Data listing
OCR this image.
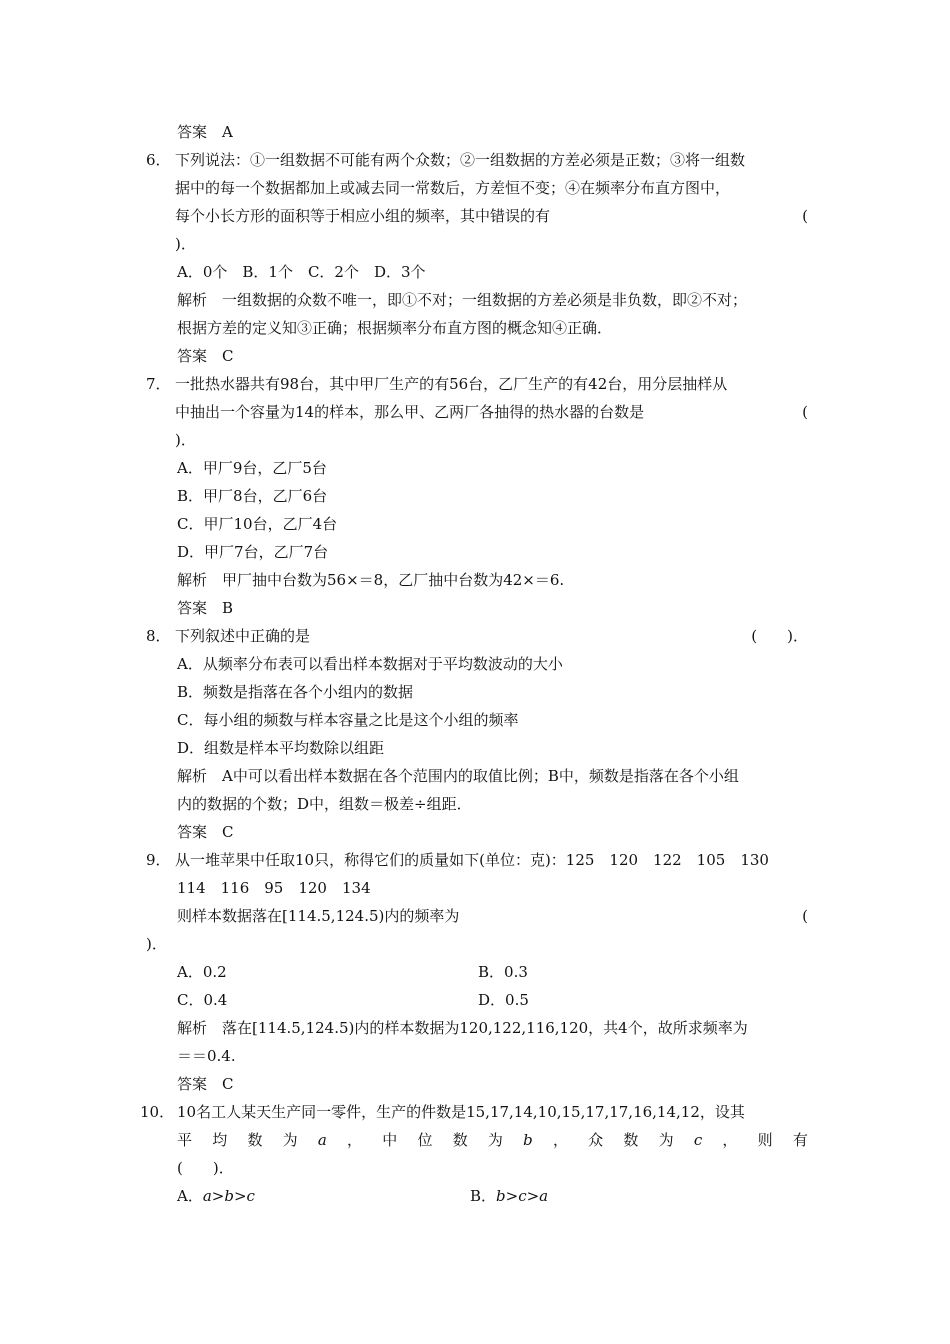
答案　A
6． 下列说法：①一组数据不可能有两个众数；②一组数据的方差必须是正数；③将一组数
据中的每一个数据都加上或减去同一常数后，方差恒不变；④在频率分布直方图中，
每个小长方形的面积等于相应小组的频率，其中错误的有	(
)．
A．0个　B．1个　C．2个　D．3个
解析　一组数据的众数不唯一，即①不对；一组数据的方差必须是非负数，即②不对；
根据方差的定义知③正确；根据频率分布直方图的概念知④正确．
答案　C
7． 一批热水器共有98台，其中甲厂生产的有56台，乙厂生产的有42台，用分层抽样从
中抽出一个容量为14的样本，那么甲、乙两厂各抽得的热水器的台数是	(
)．
A．甲厂9台，乙厂5台
B．甲厂8台，乙厂6台
C．甲厂10台，乙厂4台
D．甲厂7台，乙厂7台
解析　甲厂抽中台数为56×＝8，乙厂抽中台数为42×＝6.
答案　B
8． 下列叙述中正确的是	(　　)．
A．从频率分布表可以看出样本数据对于平均数波动的大小
B．频数是指落在各个小组内的数据
C．每小组的频数与样本容量之比是这个小组的频率
D．组数是样本平均数除以组距
解析　A中可以看出样本数据在各个范围内的取值比例；B中，频数是指落在各个小组
内的数据的个数；D中，组数＝极差÷组距．
答案　C
9． 从一堆苹果中任取10只，称得它们的质量如下(单位：克)：125　120　122　105　130
114　116　95　120　134
则样本数据落在[114.5,124.5)内的频率为	(
)．
A．0.2	B．0.3
C．0.4	D．0.5
解析　落在[114.5,124.5)内的样本数据为120,122,116,120，共4个，故所求频率为
＝＝0.4.
答案　C
10． 10名工人某天生产同一零件，生产的件数是15,17,14,10,15,17,17,16,14,12，设其
平 均 数 为 a ， 中 位 数 为 b ， 众 数 为 c ， 则 有
(　　)．
A．a>b>c	B．b>c>a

_Task prompt_.
Set down all the data again exactly as above, pictures excluded.

_Task answer_.
OCR this image.
答案　A
6． 下列说法：①一组数据不可能有两个众数；②一组数据的方差必须是正数；③将一组数
据中的每一个数据都加上或减去同一常数后，方差恒不变；④在频率分布直方图中，
每个小长方形的面积等于相应小组的频率，其中错误的有	(
)．
A．0个　B．1个　C．2个　D．3个
解析　一组数据的众数不唯一，即①不对；一组数据的方差必须是非负数，即②不对；
根据方差的定义知③正确；根据频率分布直方图的概念知④正确．
答案　C
7． 一批热水器共有98台，其中甲厂生产的有56台，乙厂生产的有42台，用分层抽样从
中抽出一个容量为14的样本，那么甲、乙两厂各抽得的热水器的台数是	(
)．
A．甲厂9台，乙厂5台
B．甲厂8台，乙厂6台
C．甲厂10台，乙厂4台
D．甲厂7台，乙厂7台
解析　甲厂抽中台数为56×＝8，乙厂抽中台数为42×＝6.
答案　B
8． 下列叙述中正确的是	(　　)．
A．从频率分布表可以看出样本数据对于平均数波动的大小
B．频数是指落在各个小组内的数据
C．每小组的频数与样本容量之比是这个小组的频率
D．组数是样本平均数除以组距
解析　A中可以看出样本数据在各个范围内的取值比例；B中，频数是指落在各个小组
内的数据的个数；D中，组数＝极差÷组距．
答案　C
9． 从一堆苹果中任取10只，称得它们的质量如下(单位：克)：125　120　122　105　130
114　116　95　120　134
则样本数据落在[114.5,124.5)内的频率为	(
)．
A．0.2	B．0.3
C．0.4	D．0.5
解析　落在[114.5,124.5)内的样本数据为120,122,116,120，共4个，故所求频率为
＝＝0.4.
答案　C
10． 10名工人某天生产同一零件，生产的件数是15,17,14,10,15,17,17,16,14,12，设其
平 均 数 为 a ， 中 位 数 为 b ， 众 数 为 c ， 则 有
(　　)．
A．a>b>c	B．b>c>a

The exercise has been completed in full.